◆ TASK DESCRIPTION:
Copy whichever lines contain the string "locusts".

** start of RECORDS FOR THIS TASK **

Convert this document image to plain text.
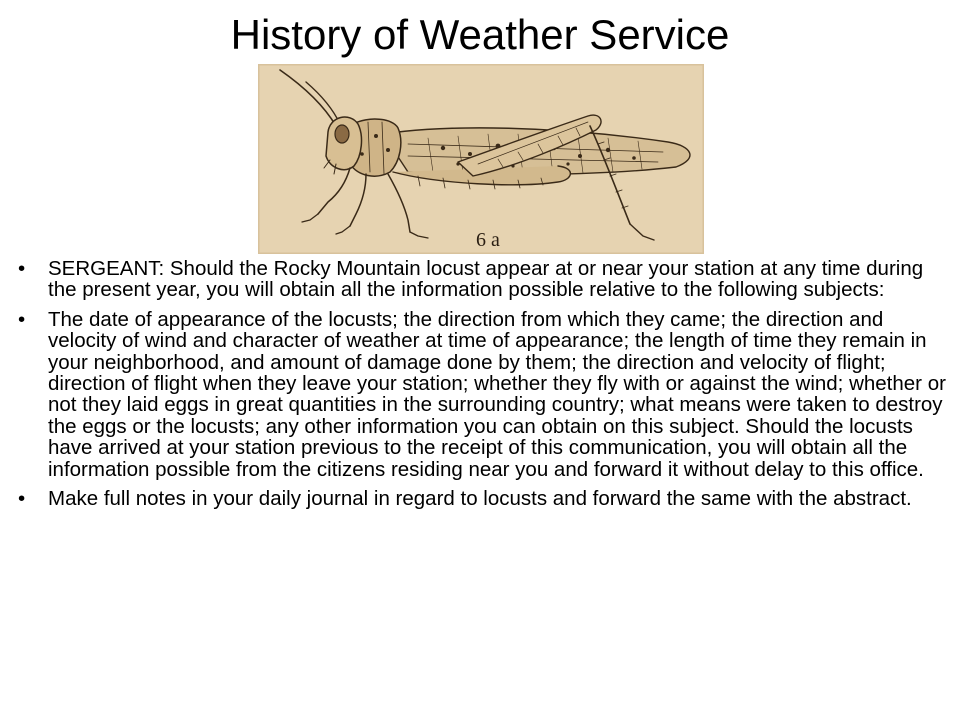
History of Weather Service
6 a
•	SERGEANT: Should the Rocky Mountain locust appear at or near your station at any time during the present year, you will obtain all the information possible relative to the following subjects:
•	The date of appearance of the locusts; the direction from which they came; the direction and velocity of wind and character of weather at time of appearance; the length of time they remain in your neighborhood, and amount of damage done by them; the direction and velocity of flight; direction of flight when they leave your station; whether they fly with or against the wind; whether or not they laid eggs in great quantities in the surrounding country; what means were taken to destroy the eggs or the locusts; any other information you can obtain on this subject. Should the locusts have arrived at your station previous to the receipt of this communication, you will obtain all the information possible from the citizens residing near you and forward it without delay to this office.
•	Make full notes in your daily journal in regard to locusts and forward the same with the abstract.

** end of RECORDS FOR THIS TASK **
** start of RECORDS FOR THIS TASK **

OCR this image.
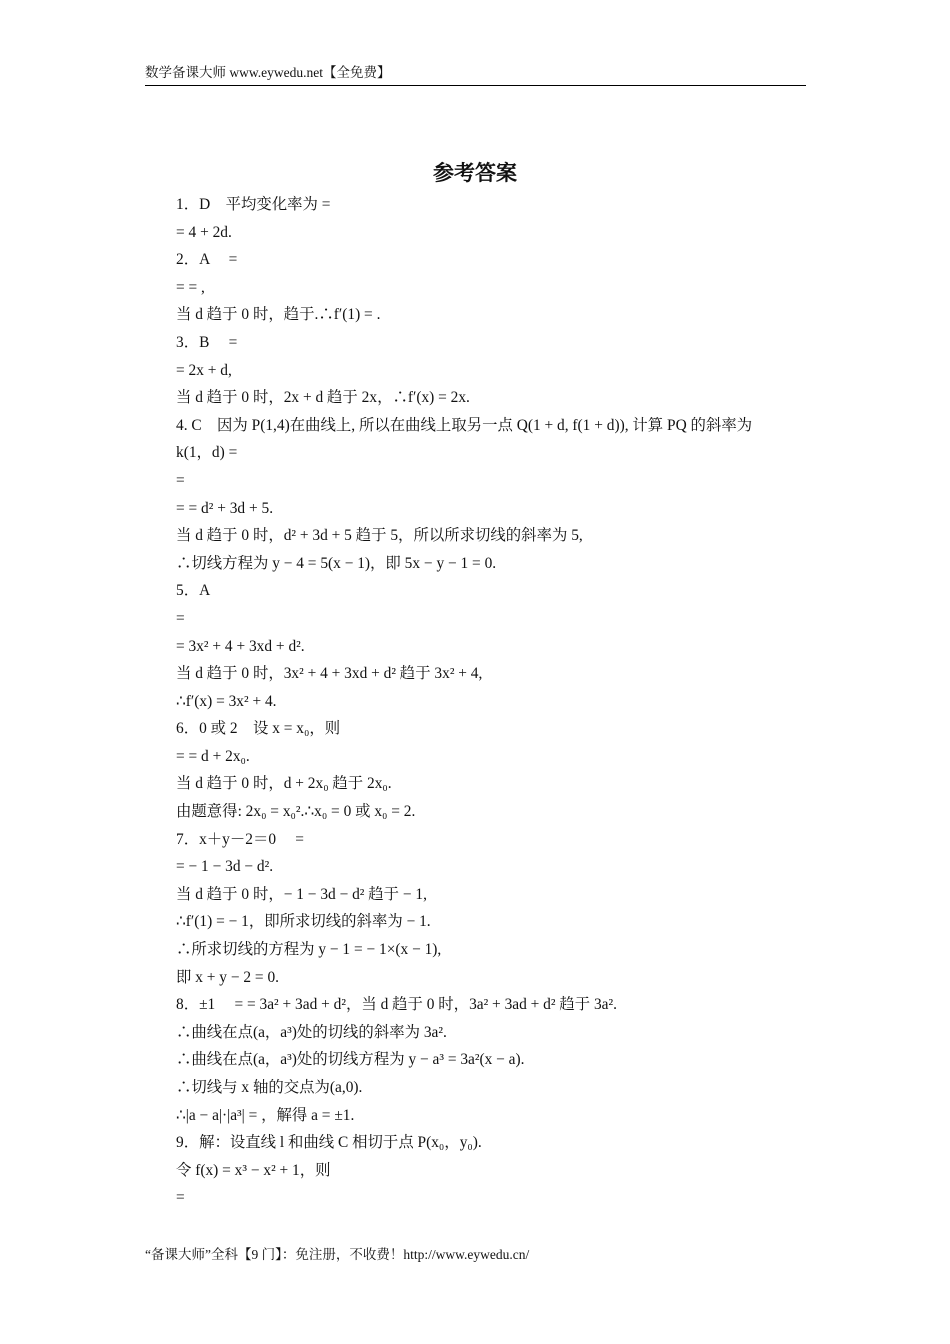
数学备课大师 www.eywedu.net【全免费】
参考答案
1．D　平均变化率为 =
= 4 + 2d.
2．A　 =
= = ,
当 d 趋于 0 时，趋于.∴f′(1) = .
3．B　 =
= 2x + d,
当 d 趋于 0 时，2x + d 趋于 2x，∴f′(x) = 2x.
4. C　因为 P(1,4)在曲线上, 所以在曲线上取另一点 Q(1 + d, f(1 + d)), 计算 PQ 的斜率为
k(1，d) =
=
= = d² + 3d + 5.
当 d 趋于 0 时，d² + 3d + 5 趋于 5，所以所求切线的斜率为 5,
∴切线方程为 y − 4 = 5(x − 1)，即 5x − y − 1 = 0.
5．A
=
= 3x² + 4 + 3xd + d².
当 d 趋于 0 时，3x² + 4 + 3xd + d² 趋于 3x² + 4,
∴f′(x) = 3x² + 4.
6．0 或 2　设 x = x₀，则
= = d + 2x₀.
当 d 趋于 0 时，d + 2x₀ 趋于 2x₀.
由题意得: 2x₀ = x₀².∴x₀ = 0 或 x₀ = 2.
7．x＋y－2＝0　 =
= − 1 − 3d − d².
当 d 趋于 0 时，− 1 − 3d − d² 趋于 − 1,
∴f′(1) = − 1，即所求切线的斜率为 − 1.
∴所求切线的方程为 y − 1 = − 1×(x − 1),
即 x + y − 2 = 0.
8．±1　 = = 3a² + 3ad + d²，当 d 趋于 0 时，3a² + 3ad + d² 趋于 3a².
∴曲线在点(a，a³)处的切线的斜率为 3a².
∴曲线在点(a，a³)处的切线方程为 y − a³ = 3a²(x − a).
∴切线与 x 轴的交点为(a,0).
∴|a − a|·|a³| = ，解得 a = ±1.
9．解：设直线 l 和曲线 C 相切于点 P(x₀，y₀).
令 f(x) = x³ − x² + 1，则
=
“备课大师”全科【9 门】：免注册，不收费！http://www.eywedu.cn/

** end of RECORDS FOR THIS TASK **

◆ FULL OUTPUT:
•	The date of appearance of the locusts; the direction from which they came; the direction and velocity of wind and character of weather at time of appearance; the length of time they remain in your neighborhood, and amount of damage done by them; the direction and velocity of flight; direction of flight when they leave your station; whether they fly with or against the wind; whether or not they laid eggs in great quantities in the surrounding country; what means were taken to destroy the eggs or the locusts; any other information you can obtain on this subject. Should the locusts have arrived at your station previous to the receipt of this communication, you will obtain all the information possible from the citizens residing near you and forward it without delay to this office.
•	Make full notes in your daily journal in regard to locusts and forward the same with the abstract.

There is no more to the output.